— START DATA ENTRIES —

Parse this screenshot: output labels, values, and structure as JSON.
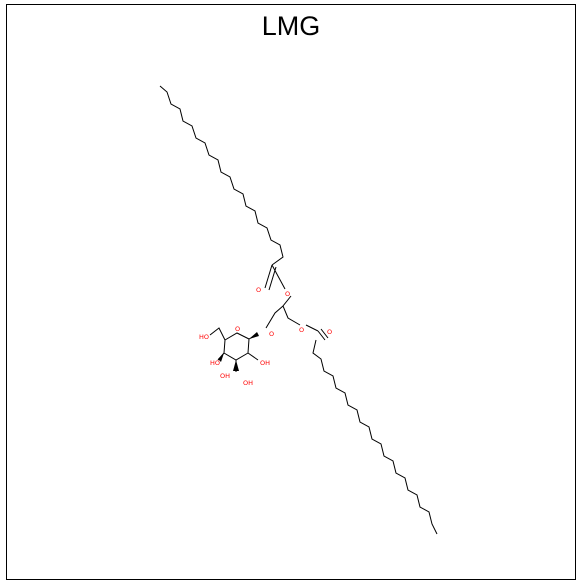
{
  "title": "LMG",
  "atoms": {
    "ester1_carbonyl_o": "O",
    "ester1_link_o": "O",
    "ester2_carbonyl_o": "O",
    "ester2_link_o": "O",
    "glycosidic_o": "O",
    "ring_o": "O",
    "oh_c6": "HO",
    "oh_c4": "HO",
    "oh_c3": "OH",
    "oh_c2": "OH",
    "oh_c2b": "OH"
  },
  "colors": {
    "bond": "#000000",
    "heteroatom": "#ff0000"
  }
}
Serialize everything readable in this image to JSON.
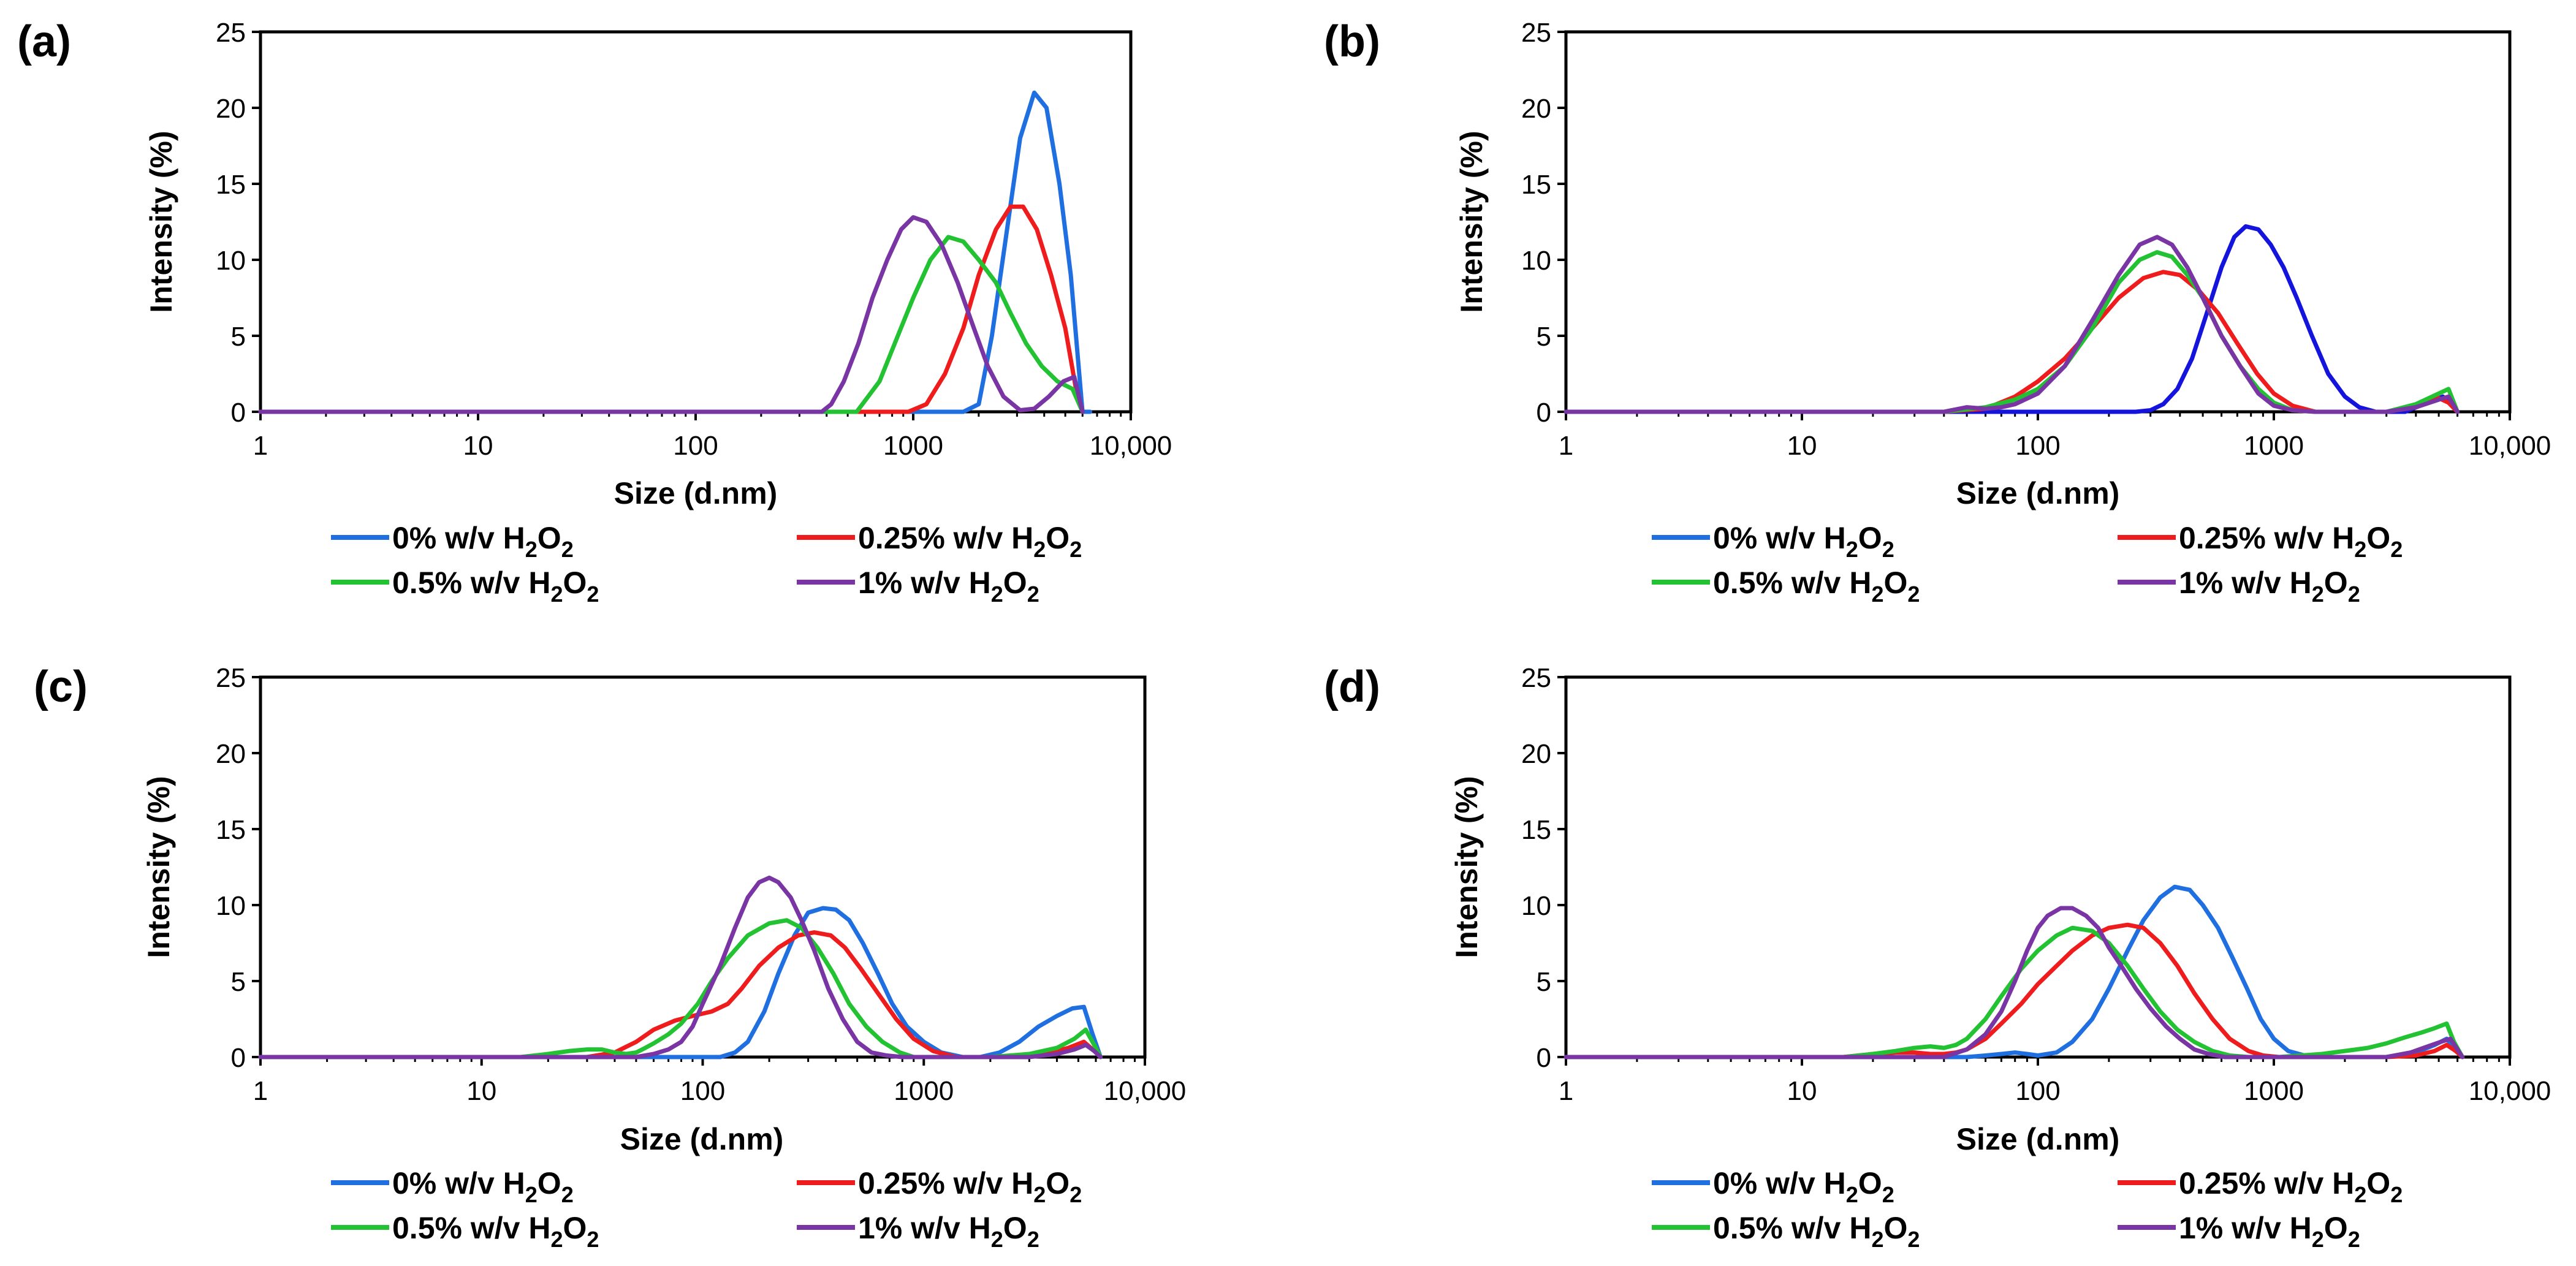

— END DATA ENTRIES —

Every entry above should be duplicated exactly. Do not include the images.

Parse this screenshot: output labels, values, and structure as JSON.
{
  "title": "LMG",
  "atoms": {
    "ester1_carbonyl_o": "O",
    "ester1_link_o": "O",
    "ester2_carbonyl_o": "O",
    "ester2_link_o": "O",
    "glycosidic_o": "O",
    "ring_o": "O",
    "oh_c6": "HO",
    "oh_c4": "HO",
    "oh_c3": "OH",
    "oh_c2": "OH",
    "oh_c2b": "OH"
  },
  "colors": {
    "bond": "#000000",
    "heteroatom": "#ff0000"
  }
}
Serialize everything readable in this image to JSON.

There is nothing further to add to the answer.